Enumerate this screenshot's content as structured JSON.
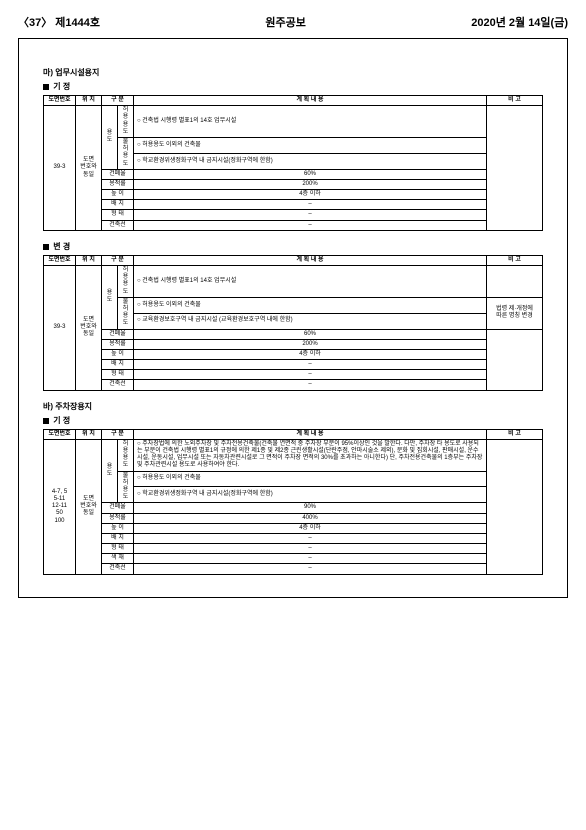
{
  "header": {
    "left": "〈37〉 제1444호",
    "center": "원주공보",
    "right": "2020년 2월 14일(금)"
  },
  "sec_ma": {
    "title": "마) 업무시설용지",
    "gijung": "기 정",
    "byungyung": "변 경",
    "cols": {
      "ref": "도면번호",
      "pos": "위 치",
      "cat": "구 분",
      "content": "계 획 내 용",
      "note": "비 고"
    },
    "t1": {
      "ref": "39-3",
      "pos": "도면\n번호와\n동일",
      "yongdo": "용 도",
      "heoyong": "허용\n용도",
      "heoyong_val": "○ 건축법 시행령 별표1의 14호 업무시설",
      "bulheo": "불허\n용도",
      "bulheo_val1": "○ 허용용도 이외의 건축물",
      "bulheo_val2": "○ 학교환경위생정화구역 내 금지시설(정화구역에 한함)",
      "gunpae": "건폐율",
      "gunpae_val": "60%",
      "yongjeok": "용적률",
      "yongjeok_val": "200%",
      "nopi": "높 이",
      "nopi_val": "4층 이하",
      "baechi": "배 치",
      "baechi_val": "–",
      "hyungtae": "형 태",
      "hyungtae_val": "–",
      "saekche": "색 채",
      "saekche_val": "–",
      "chuksun": "건축선",
      "chuksun_val": "–"
    },
    "t2": {
      "ref": "39-3",
      "pos": "도면\n번호와\n동일",
      "yongdo": "용 도",
      "heoyong": "허용\n용도",
      "heoyong_val": "○ 건축법 시행령 별표1의 14호 업무시설",
      "bulheo": "불허\n용도",
      "bulheo_val1": "○ 허용용도 이외의 건축물",
      "bulheo_val2": "○ 교육환경보호구역 내 금지시설 (교육환경보호구역 내에 한함)",
      "note2": "법령 제·개정에\n따른 명칭 변경",
      "gunpae": "건폐율",
      "gunpae_val": "60%",
      "yongjeok": "용적률",
      "yongjeok_val": "200%",
      "nopi": "높 이",
      "nopi_val": "4층 이하",
      "baechi": "배 치",
      "baechi_val": "–",
      "hyungtae": "형 태",
      "hyungtae_val": "–",
      "saekche": "색 채",
      "saekche_val": "–",
      "chuksun": "건축선",
      "chuksun_val": "–"
    }
  },
  "sec_ba": {
    "title": "바) 주차장용지",
    "gijung": "기 정",
    "cols": {
      "ref": "도면번호",
      "pos": "위 치",
      "cat": "구 분",
      "content": "계 획 내 용",
      "note": "비 고"
    },
    "t1": {
      "ref": "4-7, 5\n5-11\n12-11\n50\n100",
      "pos": "도면\n번호와\n동일",
      "yongdo": "용 도",
      "heoyong": "허용\n용도",
      "heoyong_val": "○ 주차장법에 의한 노외주차장 및 주차전용건축물(건축물 연면적 중 주차장 부분이 95%이상인 것을 말한다. 다만, 주차장 타 용도로 사용되는 부분이 건축법 시행령 별표1의 규정에 의한 제1종 및 제2종 근린생활시설(단란주점, 안마시술소 제외), 문화 및 집회시설, 판매시설, 운수시설, 운동시설, 업무시설 또는 자동차관련시설로 그 면적이 주차장 면적의 30%를 초과하는 아니한다) 단, 주차전용건축물의 1층부는 주차장 및 주차관련시설 용도로 사용하여야 한다.",
      "bulheo": "불허\n용도",
      "bulheo_val1": "○ 허용용도 이외의 건축물",
      "bulheo_val2": "○ 학교환경위생정화구역 내 금지시설(정화구역에 한함)",
      "gunpae": "건폐율",
      "gunpae_val": "90%",
      "yongjeok": "용적률",
      "yongjeok_val": "400%",
      "nopi": "높 이",
      "nopi_val": "4층 이하",
      "baechi": "배 치",
      "baechi_val": "–",
      "hyungtae": "형 태",
      "hyungtae_val": "–",
      "saekche": "색 채",
      "saekche_val": "–",
      "chuksun": "건축선",
      "chuksun_val": "–"
    }
  }
}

■ ■ ■ ■ ■

▶ [REQUIRED TASK]: Your task is to repeat the material above exactly, without its pictures.

▶ [PROBLEM SOLUTION]:
Enumerate this screenshot's content as structured JSON.
{
  "header": {
    "left": "〈37〉 제1444호",
    "center": "원주공보",
    "right": "2020년 2월 14일(금)"
  },
  "sec_ma": {
    "title": "마) 업무시설용지",
    "gijung": "기 정",
    "byungyung": "변 경",
    "cols": {
      "ref": "도면번호",
      "pos": "위 치",
      "cat": "구 분",
      "content": "계 획 내 용",
      "note": "비 고"
    },
    "t1": {
      "ref": "39-3",
      "pos": "도면\n번호와\n동일",
      "yongdo": "용 도",
      "heoyong": "허용\n용도",
      "heoyong_val": "○ 건축법 시행령 별표1의 14호 업무시설",
      "bulheo": "불허\n용도",
      "bulheo_val1": "○ 허용용도 이외의 건축물",
      "bulheo_val2": "○ 학교환경위생정화구역 내 금지시설(정화구역에 한함)",
      "gunpae": "건폐율",
      "gunpae_val": "60%",
      "yongjeok": "용적률",
      "yongjeok_val": "200%",
      "nopi": "높 이",
      "nopi_val": "4층 이하",
      "baechi": "배 치",
      "baechi_val": "–",
      "hyungtae": "형 태",
      "hyungtae_val": "–",
      "saekche": "색 채",
      "saekche_val": "–",
      "chuksun": "건축선",
      "chuksun_val": "–"
    },
    "t2": {
      "ref": "39-3",
      "pos": "도면\n번호와\n동일",
      "yongdo": "용 도",
      "heoyong": "허용\n용도",
      "heoyong_val": "○ 건축법 시행령 별표1의 14호 업무시설",
      "bulheo": "불허\n용도",
      "bulheo_val1": "○ 허용용도 이외의 건축물",
      "bulheo_val2": "○ 교육환경보호구역 내 금지시설 (교육환경보호구역 내에 한함)",
      "note2": "법령 제·개정에\n따른 명칭 변경",
      "gunpae": "건폐율",
      "gunpae_val": "60%",
      "yongjeok": "용적률",
      "yongjeok_val": "200%",
      "nopi": "높 이",
      "nopi_val": "4층 이하",
      "baechi": "배 치",
      "baechi_val": "–",
      "hyungtae": "형 태",
      "hyungtae_val": "–",
      "saekche": "색 채",
      "saekche_val": "–",
      "chuksun": "건축선",
      "chuksun_val": "–"
    }
  },
  "sec_ba": {
    "title": "바) 주차장용지",
    "gijung": "기 정",
    "cols": {
      "ref": "도면번호",
      "pos": "위 치",
      "cat": "구 분",
      "content": "계 획 내 용",
      "note": "비 고"
    },
    "t1": {
      "ref": "4-7, 5\n5-11\n12-11\n50\n100",
      "pos": "도면\n번호와\n동일",
      "yongdo": "용 도",
      "heoyong": "허용\n용도",
      "heoyong_val": "○ 주차장법에 의한 노외주차장 및 주차전용건축물(건축물 연면적 중 주차장 부분이 95%이상인 것을 말한다. 다만, 주차장 타 용도로 사용되는 부분이 건축법 시행령 별표1의 규정에 의한 제1종 및 제2종 근린생활시설(단란주점, 안마시술소 제외), 문화 및 집회시설, 판매시설, 운수시설, 운동시설, 업무시설 또는 자동차관련시설로 그 면적이 주차장 면적의 30%를 초과하는 아니한다) 단, 주차전용건축물의 1층부는 주차장 및 주차관련시설 용도로 사용하여야 한다.",
      "bulheo": "불허\n용도",
      "bulheo_val1": "○ 허용용도 이외의 건축물",
      "bulheo_val2": "○ 학교환경위생정화구역 내 금지시설(정화구역에 한함)",
      "gunpae": "건폐율",
      "gunpae_val": "90%",
      "yongjeok": "용적률",
      "yongjeok_val": "400%",
      "nopi": "높 이",
      "nopi_val": "4층 이하",
      "baechi": "배 치",
      "baechi_val": "–",
      "hyungtae": "형 태",
      "hyungtae_val": "–",
      "saekche": "색 채",
      "saekche_val": "–",
      "chuksun": "건축선",
      "chuksun_val": "–"
    }
  }
}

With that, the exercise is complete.